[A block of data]
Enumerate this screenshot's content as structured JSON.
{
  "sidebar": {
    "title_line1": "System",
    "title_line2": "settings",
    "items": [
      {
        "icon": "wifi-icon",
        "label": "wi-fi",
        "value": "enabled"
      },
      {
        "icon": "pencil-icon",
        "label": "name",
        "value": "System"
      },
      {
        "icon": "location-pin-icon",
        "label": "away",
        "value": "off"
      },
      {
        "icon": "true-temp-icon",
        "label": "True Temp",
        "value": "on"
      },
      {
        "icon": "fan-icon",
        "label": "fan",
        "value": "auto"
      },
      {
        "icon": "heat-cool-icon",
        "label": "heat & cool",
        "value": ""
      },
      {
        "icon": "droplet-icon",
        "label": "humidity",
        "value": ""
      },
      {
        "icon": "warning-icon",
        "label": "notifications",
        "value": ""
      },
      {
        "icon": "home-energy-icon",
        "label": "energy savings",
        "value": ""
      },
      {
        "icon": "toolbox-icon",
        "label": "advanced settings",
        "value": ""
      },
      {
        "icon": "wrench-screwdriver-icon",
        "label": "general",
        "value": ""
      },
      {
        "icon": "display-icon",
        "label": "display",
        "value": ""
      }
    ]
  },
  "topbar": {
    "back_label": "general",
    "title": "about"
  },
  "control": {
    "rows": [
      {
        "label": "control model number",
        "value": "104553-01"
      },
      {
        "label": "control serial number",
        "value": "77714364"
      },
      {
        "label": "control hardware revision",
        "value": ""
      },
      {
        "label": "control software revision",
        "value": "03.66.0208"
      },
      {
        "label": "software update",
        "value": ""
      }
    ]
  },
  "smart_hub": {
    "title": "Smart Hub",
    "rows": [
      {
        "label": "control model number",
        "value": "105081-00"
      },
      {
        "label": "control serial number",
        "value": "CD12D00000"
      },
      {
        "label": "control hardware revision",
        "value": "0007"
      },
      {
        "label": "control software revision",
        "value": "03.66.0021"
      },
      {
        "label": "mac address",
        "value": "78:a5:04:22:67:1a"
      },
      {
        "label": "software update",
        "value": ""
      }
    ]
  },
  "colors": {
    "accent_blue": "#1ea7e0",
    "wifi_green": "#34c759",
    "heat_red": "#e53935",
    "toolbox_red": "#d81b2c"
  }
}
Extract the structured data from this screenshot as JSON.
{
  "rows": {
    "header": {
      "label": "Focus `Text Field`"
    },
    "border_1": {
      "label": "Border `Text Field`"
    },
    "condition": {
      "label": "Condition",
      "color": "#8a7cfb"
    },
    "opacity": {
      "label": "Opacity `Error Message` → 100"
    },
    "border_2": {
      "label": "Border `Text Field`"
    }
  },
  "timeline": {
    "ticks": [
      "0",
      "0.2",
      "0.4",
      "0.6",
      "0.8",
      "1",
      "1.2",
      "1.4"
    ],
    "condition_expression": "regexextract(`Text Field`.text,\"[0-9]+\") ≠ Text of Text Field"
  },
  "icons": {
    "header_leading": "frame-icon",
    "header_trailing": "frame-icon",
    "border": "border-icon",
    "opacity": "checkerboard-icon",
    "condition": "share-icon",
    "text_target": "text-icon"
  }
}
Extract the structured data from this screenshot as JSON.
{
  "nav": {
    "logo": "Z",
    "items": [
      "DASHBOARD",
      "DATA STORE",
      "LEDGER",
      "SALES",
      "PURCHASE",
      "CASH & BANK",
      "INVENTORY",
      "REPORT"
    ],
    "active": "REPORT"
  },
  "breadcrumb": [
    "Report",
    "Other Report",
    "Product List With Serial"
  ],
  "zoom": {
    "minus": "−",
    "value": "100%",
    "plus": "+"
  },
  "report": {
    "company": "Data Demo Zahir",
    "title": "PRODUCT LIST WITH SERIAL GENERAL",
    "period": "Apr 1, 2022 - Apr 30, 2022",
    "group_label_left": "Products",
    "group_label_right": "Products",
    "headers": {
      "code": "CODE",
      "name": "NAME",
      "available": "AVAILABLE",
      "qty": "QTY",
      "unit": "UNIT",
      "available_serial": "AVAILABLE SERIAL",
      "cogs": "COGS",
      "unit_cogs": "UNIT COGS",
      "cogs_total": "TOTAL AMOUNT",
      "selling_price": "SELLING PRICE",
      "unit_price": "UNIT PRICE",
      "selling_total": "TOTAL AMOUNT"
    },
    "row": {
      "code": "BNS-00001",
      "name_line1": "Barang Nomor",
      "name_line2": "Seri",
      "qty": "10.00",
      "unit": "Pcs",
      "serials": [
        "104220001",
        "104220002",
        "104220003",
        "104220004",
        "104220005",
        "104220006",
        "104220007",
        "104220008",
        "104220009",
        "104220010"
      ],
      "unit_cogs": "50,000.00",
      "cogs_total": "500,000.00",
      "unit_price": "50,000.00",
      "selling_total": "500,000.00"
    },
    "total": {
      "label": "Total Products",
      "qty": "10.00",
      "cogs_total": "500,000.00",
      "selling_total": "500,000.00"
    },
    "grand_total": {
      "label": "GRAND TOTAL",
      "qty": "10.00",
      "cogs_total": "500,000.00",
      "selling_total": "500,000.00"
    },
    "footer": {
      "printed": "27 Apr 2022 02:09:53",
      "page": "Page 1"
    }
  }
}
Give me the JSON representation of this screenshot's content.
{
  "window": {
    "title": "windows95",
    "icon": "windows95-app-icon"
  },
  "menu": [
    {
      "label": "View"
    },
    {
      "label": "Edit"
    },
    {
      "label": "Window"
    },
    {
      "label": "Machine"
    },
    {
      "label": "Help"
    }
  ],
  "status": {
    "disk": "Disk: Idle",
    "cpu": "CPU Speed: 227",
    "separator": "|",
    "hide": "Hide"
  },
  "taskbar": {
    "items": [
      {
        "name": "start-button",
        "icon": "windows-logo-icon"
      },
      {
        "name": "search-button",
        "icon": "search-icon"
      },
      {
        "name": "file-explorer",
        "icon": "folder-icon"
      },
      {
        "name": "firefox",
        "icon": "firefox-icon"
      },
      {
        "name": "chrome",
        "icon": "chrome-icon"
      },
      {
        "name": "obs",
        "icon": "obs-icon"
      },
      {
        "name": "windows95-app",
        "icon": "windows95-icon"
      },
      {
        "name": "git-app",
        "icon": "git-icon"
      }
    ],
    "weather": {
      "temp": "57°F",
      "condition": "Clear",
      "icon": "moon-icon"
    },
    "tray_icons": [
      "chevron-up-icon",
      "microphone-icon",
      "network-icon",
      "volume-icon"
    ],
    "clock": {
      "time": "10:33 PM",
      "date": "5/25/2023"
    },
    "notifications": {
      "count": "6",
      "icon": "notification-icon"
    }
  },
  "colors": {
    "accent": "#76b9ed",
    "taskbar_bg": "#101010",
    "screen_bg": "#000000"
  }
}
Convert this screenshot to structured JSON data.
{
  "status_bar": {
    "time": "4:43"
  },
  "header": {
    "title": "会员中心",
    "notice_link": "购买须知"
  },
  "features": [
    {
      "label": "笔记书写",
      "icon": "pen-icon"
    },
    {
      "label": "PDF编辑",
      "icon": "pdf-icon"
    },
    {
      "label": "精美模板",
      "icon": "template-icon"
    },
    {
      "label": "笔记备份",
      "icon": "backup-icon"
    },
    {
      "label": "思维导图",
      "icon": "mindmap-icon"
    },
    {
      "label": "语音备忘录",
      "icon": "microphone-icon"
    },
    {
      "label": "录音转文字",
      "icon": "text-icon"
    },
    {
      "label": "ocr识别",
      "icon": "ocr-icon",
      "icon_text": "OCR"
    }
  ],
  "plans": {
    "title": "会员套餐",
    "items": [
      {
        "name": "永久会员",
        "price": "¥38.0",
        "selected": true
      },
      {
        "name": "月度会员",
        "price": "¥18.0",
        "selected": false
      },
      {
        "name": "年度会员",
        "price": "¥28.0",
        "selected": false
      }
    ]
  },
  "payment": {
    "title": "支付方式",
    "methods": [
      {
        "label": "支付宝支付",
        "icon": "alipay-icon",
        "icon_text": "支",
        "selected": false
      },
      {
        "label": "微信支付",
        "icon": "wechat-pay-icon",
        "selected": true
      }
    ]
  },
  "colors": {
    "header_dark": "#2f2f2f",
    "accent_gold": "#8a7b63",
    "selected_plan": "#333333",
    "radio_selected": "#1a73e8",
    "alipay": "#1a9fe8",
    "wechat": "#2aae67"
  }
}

• _TASK GOAL_
Check each line above for "JSON" and return the ones that have it.

• _EXERCISE SOLUTION_
Enumerate this screenshot's content as structured JSON.
Extract the structured data from this screenshot as JSON.
Extract the structured data from this screenshot as JSON.
Give me the JSON representation of this screenshot's content.
Convert this screenshot to structured JSON data.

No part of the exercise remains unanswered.